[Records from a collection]

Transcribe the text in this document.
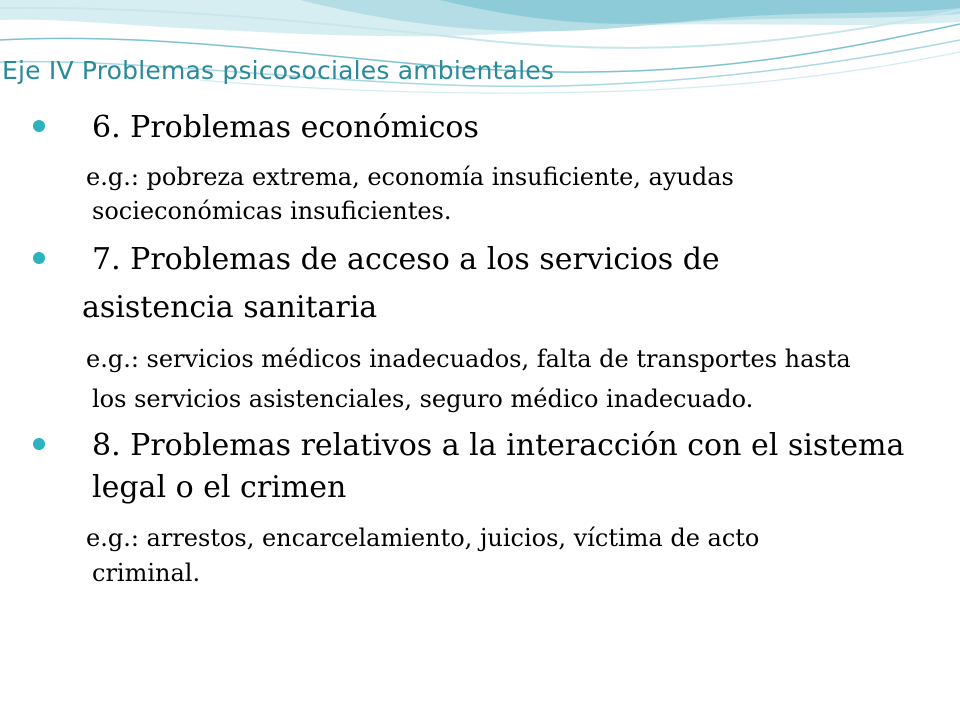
Eje IV Problemas psicosociales ambientales

6. Problemas económicos

e.g.: pobreza extrema, economía insuficiente, ayudas

socieconómicas insuficientes.

7. Problemas de acceso a los servicios de

asistencia sanitaria

e.g.: servicios médicos inadecuados, falta de transportes hasta

los servicios asistenciales, seguro médico inadecuado.

8. Problemas relativos a la interacción con el sistema

legal o el crimen

e.g.: arrestos, encarcelamiento, juicios, víctima de acto

criminal.
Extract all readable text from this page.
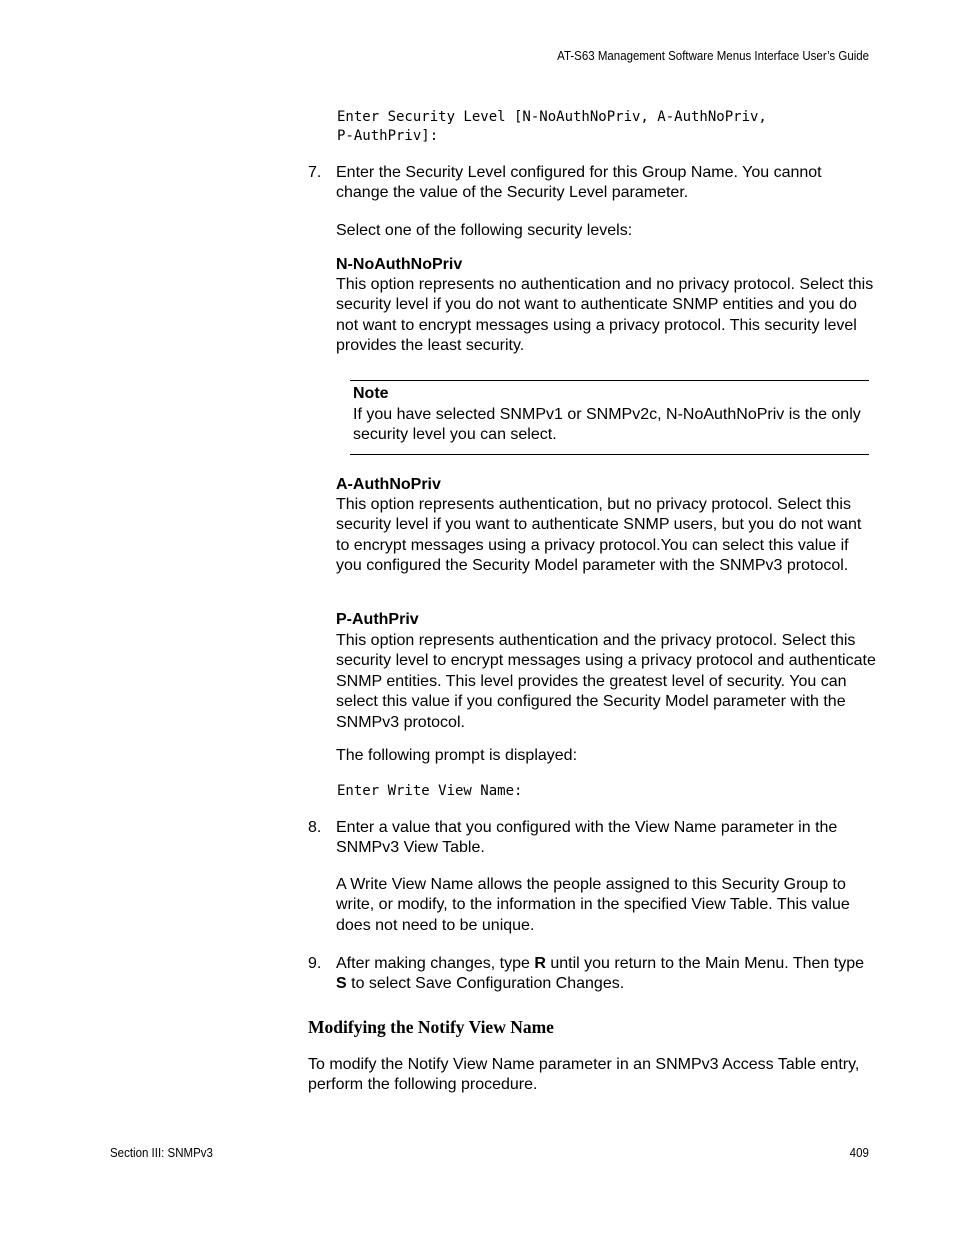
AT-S63 Management Software Menus Interface User’s Guide
Enter Security Level [N-NoAuthNoPriv, A-AuthNoPriv,
P-AuthPriv]:
7. Enter the Security Level configured for this Group Name. You cannot change the value of the Security Level parameter.
Select one of the following security levels:
N-NoAuthNoPriv
This option represents no authentication and no privacy protocol. Select this security level if you do not want to authenticate SNMP entities and you do not want to encrypt messages using a privacy protocol. This security level provides the least security.
Note
If you have selected SNMPv1 or SNMPv2c, N-NoAuthNoPriv is the only security level you can select.
A-AuthNoPriv
This option represents authentication, but no privacy protocol. Select this security level if you want to authenticate SNMP users, but you do not want to encrypt messages using a privacy protocol.You can select this value if you configured the Security Model parameter with the SNMPv3 protocol.
P-AuthPriv
This option represents authentication and the privacy protocol. Select this security level to encrypt messages using a privacy protocol and authenticate SNMP entities. This level provides the greatest level of security. You can select this value if you configured the Security Model parameter with the SNMPv3 protocol.
The following prompt is displayed:
Enter Write View Name:
8. Enter a value that you configured with the View Name parameter in the SNMPv3 View Table.
A Write View Name allows the people assigned to this Security Group to write, or modify, to the information in the specified View Table. This value does not need to be unique.
9. After making changes, type R until you return to the Main Menu. Then type S to select Save Configuration Changes.
Modifying the Notify View Name
To modify the Notify View Name parameter in an SNMPv3 Access Table entry, perform the following procedure.
Section III: SNMPv3	409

GOAL.
Copy every entry exactly as written. Pictures are excluded.

SOLUTION TO THIS TASK.
Transcribe the text in this document.
Eje IV Problemas psicosociales ambientales

6. Problemas económicos

e.g.: pobreza extrema, economía insuficiente, ayudas

socieconómicas insuficientes.

7. Problemas de acceso a los servicios de

asistencia sanitaria

e.g.: servicios médicos inadecuados, falta de transportes hasta

los servicios asistenciales, seguro médico inadecuado.

8. Problemas relativos a la interacción con el sistema

legal o el crimen

e.g.: arrestos, encarcelamiento, juicios, víctima de acto

criminal.
Extract all readable text from this page.
AT-S63 Management Software Menus Interface User’s Guide
Enter Security Level [N-NoAuthNoPriv, A-AuthNoPriv,
P-AuthPriv]:
7. Enter the Security Level configured for this Group Name. You cannot change the value of the Security Level parameter.
Select one of the following security levels:
N-NoAuthNoPriv
This option represents no authentication and no privacy protocol. Select this security level if you do not want to authenticate SNMP entities and you do not want to encrypt messages using a privacy protocol. This security level provides the least security.
Note
If you have selected SNMPv1 or SNMPv2c, N-NoAuthNoPriv is the only security level you can select.
A-AuthNoPriv
This option represents authentication, but no privacy protocol. Select this security level if you want to authenticate SNMP users, but you do not want to encrypt messages using a privacy protocol.You can select this value if you configured the Security Model parameter with the SNMPv3 protocol.
P-AuthPriv
This option represents authentication and the privacy protocol. Select this security level to encrypt messages using a privacy protocol and authenticate SNMP entities. This level provides the greatest level of security. You can select this value if you configured the Security Model parameter with the SNMPv3 protocol.
The following prompt is displayed:
Enter Write View Name:
8. Enter a value that you configured with the View Name parameter in the SNMPv3 View Table.
A Write View Name allows the people assigned to this Security Group to write, or modify, to the information in the specified View Table. This value does not need to be unique.
9. After making changes, type R until you return to the Main Menu. Then type S to select Save Configuration Changes.
Modifying the Notify View Name
To modify the Notify View Name parameter in an SNMPv3 Access Table entry, perform the following procedure.
Section III: SNMPv3	409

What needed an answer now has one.